- Metin bölümü:
+ + + + + + +
Thread Rating:
  • 0 Vote(s) - 0 Average
  • 1
  • 2
  • 3
  • 4
  • 5
Raşidi Tarikatı Salavatı "Salavatı Kasr" ve "Salavatı Kebir"  deki Seyyid ve Seyyide
#1
Raşidi Tarikatı Salavatı "Salavatı Kasr" ve "Salavatı Kebir"  deki erkeklere "Allahumme salli ala seyyidina" veya kadınlara "Allahumme salli ala seyyidetinesseyidete" Kelimlerindeki "seyyidina", "seyyidetina" Kelimleri

“Hasan ve Hüseyin, Cennet ehlinin gençlerinin efendileridir.” Hadisi


Peygamberimiz "Seyyid" yani "Efendi" kelimesini burada kullanmıştır. Yani Seyyid Efendi insan. "Efendi" lik sıfatı sadece peygamberlere mahsus bir sıfat değildir.
+ + + + + + +
- Verilen görev a: Metin bölümünde “Kelimleri” sözcüğüyle biten cümlede çift tırnak içinde geçen bütün ifadeleri sırasıyla yazın.
+ + + + + + +
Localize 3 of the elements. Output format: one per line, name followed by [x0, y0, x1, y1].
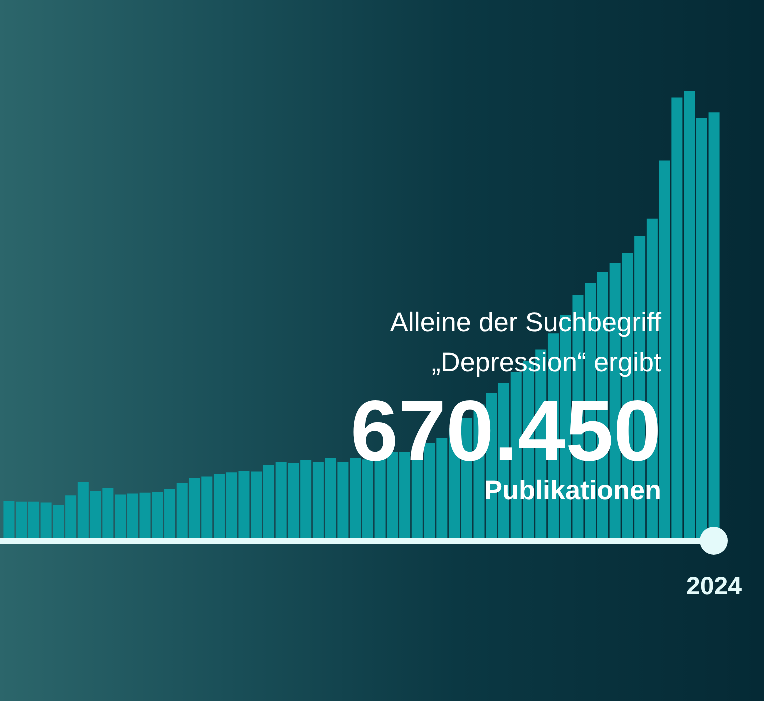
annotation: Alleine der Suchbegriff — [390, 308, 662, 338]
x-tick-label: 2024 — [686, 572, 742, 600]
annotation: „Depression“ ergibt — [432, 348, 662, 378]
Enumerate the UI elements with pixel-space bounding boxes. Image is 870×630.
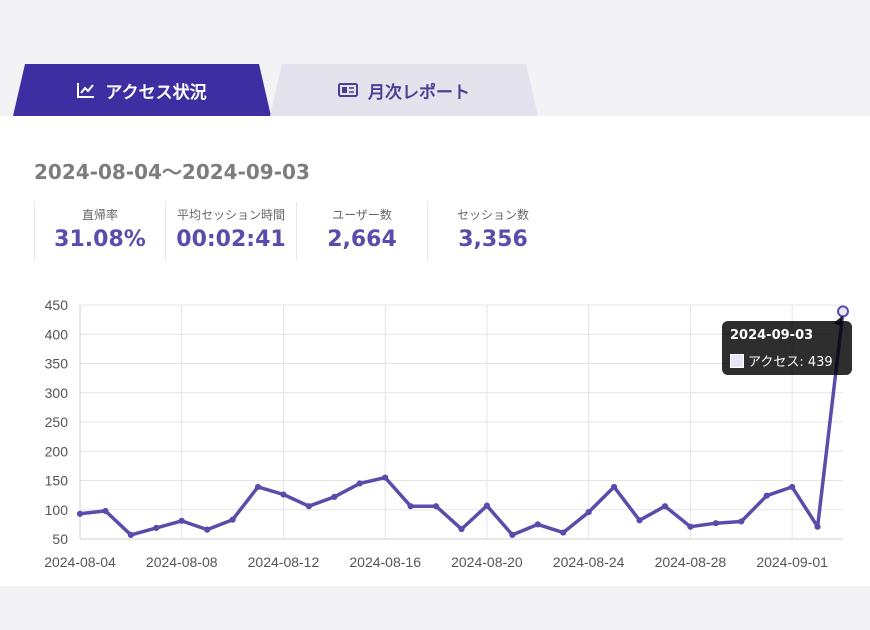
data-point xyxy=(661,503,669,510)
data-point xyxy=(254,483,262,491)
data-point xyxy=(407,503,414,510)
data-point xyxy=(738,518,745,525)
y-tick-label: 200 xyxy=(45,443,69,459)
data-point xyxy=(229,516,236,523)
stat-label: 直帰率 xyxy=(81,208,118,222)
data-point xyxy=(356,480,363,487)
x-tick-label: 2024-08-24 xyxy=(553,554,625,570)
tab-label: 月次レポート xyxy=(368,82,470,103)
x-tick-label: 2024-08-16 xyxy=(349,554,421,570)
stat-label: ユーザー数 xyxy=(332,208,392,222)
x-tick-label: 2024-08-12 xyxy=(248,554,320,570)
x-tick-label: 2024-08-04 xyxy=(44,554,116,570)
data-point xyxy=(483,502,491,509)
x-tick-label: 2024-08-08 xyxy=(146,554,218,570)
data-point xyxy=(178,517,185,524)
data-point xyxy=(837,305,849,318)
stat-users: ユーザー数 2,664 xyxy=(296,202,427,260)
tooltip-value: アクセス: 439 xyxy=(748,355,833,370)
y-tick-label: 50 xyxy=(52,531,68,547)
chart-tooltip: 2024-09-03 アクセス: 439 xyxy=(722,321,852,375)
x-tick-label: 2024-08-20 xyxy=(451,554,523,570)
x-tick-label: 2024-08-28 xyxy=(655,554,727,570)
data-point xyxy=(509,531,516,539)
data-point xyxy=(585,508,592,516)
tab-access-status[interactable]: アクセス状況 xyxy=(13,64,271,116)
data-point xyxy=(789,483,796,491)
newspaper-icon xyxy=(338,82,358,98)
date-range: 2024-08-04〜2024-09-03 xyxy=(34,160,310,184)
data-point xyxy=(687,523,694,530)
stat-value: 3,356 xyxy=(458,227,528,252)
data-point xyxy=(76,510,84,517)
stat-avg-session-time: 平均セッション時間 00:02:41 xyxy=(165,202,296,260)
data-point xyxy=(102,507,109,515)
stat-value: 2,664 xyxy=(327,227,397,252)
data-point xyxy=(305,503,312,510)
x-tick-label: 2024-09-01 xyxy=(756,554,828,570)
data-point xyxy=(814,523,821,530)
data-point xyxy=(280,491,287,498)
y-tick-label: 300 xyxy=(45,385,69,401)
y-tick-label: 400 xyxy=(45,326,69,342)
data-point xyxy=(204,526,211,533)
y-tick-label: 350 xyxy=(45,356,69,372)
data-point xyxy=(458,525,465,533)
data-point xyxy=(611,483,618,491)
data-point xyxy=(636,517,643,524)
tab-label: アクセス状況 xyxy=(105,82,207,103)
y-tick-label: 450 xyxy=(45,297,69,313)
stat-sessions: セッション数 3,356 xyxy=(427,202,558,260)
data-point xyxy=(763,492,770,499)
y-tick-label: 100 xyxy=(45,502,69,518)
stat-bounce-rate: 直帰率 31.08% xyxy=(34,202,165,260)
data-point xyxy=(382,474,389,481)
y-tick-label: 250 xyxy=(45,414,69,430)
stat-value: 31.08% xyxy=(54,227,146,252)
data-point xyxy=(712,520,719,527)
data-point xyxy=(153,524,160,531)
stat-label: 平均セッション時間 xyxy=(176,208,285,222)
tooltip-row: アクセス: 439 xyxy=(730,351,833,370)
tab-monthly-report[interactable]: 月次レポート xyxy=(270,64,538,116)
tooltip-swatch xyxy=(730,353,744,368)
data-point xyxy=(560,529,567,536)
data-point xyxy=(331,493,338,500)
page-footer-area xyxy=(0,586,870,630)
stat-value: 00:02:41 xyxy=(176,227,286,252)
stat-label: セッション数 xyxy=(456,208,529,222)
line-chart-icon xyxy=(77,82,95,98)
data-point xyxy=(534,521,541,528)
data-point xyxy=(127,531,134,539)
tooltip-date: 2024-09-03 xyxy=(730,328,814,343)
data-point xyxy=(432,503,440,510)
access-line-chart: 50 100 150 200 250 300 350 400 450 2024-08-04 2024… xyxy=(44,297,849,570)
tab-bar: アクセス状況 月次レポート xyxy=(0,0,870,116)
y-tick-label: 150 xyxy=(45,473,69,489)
+ + + + + + +
- Verilen görev b: Lütfen girdilerde "annotation: Alleine der" ifadesini içeren satırdan "Enumerate the UI" ifadesini içeren satıra kadar her şeyi, iki uç da dahil, numaralı bir listeye dönüştürün ve boş satırları atlayın.

- Alıştırma sonucu a:
1. Salavatı Kasr
2. Salavatı Kebir
3. Allahumme salli ala seyyidina
4. Allahumme salli ala seyyidetinesseyidete
5. seyyidina
6. seyyidetina

- Alıştırma sonucu b:
1. annotation: Alleine der Suchbegriff — [390, 308, 662, 338]
2. x-tick-label: 2024 — [686, 572, 742, 600]
3. annotation: „Depression“ ergibt — [432, 348, 662, 378]
4. Enumerate the UI elements with pixel-space bounding boxes. Image is 870×630.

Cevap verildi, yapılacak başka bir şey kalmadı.